_What is being asked:_
Rewrite the stretch from the start of the listing through the line containing "candle-body-up [882,259,889,269]", replacing "indicator-bar" with "volume-bar" and leaving everything else unchanged.

_Dataset rows:_
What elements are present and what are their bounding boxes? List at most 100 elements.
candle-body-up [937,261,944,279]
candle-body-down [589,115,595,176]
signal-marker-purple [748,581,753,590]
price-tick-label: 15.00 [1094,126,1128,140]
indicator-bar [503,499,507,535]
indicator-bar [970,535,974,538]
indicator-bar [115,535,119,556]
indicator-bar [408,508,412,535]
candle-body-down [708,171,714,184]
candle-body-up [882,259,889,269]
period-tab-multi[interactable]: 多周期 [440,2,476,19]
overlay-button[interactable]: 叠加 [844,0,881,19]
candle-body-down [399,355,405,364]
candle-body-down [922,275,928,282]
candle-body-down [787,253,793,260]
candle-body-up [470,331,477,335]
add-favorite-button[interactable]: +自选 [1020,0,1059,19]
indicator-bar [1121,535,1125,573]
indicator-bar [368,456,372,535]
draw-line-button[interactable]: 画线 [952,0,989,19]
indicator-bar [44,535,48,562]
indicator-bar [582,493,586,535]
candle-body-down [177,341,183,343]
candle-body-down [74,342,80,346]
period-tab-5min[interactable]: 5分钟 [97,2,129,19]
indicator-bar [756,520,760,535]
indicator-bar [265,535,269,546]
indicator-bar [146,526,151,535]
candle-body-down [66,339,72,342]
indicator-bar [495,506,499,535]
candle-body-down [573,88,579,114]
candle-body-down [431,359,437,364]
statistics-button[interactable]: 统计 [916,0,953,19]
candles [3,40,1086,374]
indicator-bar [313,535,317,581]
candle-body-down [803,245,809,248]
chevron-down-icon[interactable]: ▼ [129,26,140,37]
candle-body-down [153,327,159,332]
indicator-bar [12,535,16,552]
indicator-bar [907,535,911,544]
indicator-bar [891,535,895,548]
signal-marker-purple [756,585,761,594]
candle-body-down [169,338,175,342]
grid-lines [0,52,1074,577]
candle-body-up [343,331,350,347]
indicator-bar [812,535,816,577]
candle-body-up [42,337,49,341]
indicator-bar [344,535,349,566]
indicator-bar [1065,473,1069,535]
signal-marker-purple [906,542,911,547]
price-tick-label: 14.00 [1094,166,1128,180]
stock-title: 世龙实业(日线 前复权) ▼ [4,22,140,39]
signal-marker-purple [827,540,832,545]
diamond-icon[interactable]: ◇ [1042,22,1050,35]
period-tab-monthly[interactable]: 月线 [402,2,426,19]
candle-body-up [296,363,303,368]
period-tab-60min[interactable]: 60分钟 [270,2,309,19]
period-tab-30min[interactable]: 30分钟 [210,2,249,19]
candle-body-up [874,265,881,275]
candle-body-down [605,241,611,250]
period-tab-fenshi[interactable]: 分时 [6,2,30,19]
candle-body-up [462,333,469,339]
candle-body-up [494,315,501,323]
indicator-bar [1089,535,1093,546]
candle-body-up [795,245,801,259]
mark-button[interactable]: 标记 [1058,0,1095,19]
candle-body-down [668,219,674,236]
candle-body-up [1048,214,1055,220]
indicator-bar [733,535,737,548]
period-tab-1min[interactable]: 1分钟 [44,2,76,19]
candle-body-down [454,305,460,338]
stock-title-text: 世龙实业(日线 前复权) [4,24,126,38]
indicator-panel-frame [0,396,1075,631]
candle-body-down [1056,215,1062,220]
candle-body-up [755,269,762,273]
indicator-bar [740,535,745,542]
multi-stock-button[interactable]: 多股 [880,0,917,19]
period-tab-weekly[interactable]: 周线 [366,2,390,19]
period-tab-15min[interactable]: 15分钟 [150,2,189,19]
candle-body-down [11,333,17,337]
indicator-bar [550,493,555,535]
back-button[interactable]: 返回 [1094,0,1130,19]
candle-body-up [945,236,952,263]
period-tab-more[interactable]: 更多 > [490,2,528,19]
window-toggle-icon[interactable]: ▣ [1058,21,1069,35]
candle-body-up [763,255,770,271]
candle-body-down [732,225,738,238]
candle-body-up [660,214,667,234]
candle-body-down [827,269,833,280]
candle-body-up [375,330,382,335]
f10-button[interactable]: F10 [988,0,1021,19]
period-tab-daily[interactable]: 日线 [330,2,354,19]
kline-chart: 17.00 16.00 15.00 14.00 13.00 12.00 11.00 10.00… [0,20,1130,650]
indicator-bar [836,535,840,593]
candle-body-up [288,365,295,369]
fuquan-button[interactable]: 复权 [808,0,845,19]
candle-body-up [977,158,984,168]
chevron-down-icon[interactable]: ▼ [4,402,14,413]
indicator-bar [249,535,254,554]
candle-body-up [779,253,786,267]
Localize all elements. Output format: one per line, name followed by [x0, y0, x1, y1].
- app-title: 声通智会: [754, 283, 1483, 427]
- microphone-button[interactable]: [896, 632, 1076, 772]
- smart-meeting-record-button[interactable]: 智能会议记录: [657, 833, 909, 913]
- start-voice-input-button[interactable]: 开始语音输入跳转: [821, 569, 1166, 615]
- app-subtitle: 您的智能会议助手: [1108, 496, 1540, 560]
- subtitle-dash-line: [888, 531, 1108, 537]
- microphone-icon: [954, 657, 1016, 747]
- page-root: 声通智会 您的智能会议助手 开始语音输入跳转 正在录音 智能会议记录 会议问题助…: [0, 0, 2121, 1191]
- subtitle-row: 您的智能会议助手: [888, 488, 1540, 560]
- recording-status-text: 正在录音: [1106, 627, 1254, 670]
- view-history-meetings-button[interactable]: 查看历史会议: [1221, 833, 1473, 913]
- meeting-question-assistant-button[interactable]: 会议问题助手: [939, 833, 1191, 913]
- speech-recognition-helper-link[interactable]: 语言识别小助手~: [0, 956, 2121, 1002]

_The completed task:_
What elements are present and what are their bounding boxes? List at most 100 elements.
candle-body-up [937,261,944,279]
candle-body-down [589,115,595,176]
signal-marker-purple [748,581,753,590]
price-tick-label: 15.00 [1094,126,1128,140]
volume-bar [503,499,507,535]
volume-bar [970,535,974,538]
volume-bar [115,535,119,556]
volume-bar [408,508,412,535]
candle-body-down [708,171,714,184]
candle-body-up [882,259,889,269]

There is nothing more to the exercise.